[Saved entries]
* * * * *
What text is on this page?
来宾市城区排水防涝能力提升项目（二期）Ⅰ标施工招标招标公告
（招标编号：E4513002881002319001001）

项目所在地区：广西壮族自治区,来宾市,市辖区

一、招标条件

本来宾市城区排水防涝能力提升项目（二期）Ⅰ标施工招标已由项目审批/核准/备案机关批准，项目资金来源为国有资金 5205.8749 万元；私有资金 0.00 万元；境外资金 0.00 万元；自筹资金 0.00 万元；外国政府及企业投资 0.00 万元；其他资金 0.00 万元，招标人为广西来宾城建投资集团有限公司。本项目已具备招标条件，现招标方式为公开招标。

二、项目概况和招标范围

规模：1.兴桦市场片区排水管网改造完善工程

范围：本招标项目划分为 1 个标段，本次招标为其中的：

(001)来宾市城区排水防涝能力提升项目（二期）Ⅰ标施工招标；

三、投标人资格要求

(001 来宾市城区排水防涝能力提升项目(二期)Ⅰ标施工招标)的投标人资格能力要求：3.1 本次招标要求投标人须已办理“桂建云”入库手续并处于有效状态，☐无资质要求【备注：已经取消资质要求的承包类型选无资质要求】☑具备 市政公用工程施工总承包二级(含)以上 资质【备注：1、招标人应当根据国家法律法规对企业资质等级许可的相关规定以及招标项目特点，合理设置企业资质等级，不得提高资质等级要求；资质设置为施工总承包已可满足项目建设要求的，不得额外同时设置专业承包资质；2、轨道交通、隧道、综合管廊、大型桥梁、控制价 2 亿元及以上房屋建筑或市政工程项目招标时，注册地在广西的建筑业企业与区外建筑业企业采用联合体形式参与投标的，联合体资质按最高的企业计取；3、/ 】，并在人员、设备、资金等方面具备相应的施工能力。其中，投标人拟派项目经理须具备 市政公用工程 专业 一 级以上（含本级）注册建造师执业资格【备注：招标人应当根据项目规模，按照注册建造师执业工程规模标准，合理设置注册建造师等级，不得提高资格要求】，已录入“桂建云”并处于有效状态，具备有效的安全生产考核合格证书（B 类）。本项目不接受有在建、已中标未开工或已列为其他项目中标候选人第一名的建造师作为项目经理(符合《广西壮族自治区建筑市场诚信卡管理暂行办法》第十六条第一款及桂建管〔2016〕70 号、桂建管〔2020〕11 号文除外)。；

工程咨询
* * * * *
== Goal ==
Would you reproduce all the entries exactly?

== Exercise output ==
What text is on this page?
来宾市城区排水防涝能力提升项目（二期）Ⅰ标施工招标招标公告
（招标编号：E4513002881002319001001）

项目所在地区：广西壮族自治区,来宾市,市辖区

一、招标条件

本来宾市城区排水防涝能力提升项目（二期）Ⅰ标施工招标已由项目审批/核准/备案机关批准，项目资金来源为国有资金 5205.8749 万元；私有资金 0.00 万元；境外资金 0.00 万元；自筹资金 0.00 万元；外国政府及企业投资 0.00 万元；其他资金 0.00 万元，招标人为广西来宾城建投资集团有限公司。本项目已具备招标条件，现招标方式为公开招标。

二、项目概况和招标范围

规模：1.兴桦市场片区排水管网改造完善工程

范围：本招标项目划分为 1 个标段，本次招标为其中的：

(001)来宾市城区排水防涝能力提升项目（二期）Ⅰ标施工招标；

三、投标人资格要求

(001 来宾市城区排水防涝能力提升项目(二期)Ⅰ标施工招标)的投标人资格能力要求：3.1 本次招标要求投标人须已办理“桂建云”入库手续并处于有效状态，☐无资质要求【备注：已经取消资质要求的承包类型选无资质要求】☑具备 市政公用工程施工总承包二级(含)以上 资质【备注：1、招标人应当根据国家法律法规对企业资质等级许可的相关规定以及招标项目特点，合理设置企业资质等级，不得提高资质等级要求；资质设置为施工总承包已可满足项目建设要求的，不得额外同时设置专业承包资质；2、轨道交通、隧道、综合管廊、大型桥梁、控制价 2 亿元及以上房屋建筑或市政工程项目招标时，注册地在广西的建筑业企业与区外建筑业企业采用联合体形式参与投标的，联合体资质按最高的企业计取；3、/ 】，并在人员、设备、资金等方面具备相应的施工能力。其中，投标人拟派项目经理须具备 市政公用工程 专业 一 级以上（含本级）注册建造师执业资格【备注：招标人应当根据项目规模，按照注册建造师执业工程规模标准，合理设置注册建造师等级，不得提高资格要求】，已录入“桂建云”并处于有效状态，具备有效的安全生产考核合格证书（B 类）。本项目不接受有在建、已中标未开工或已列为其他项目中标候选人第一名的建造师作为项目经理(符合《广西壮族自治区建筑市场诚信卡管理暂行办法》第十六条第一款及桂建管〔2016〕70 号、桂建管〔2020〕11 号文除外)。；

工程咨询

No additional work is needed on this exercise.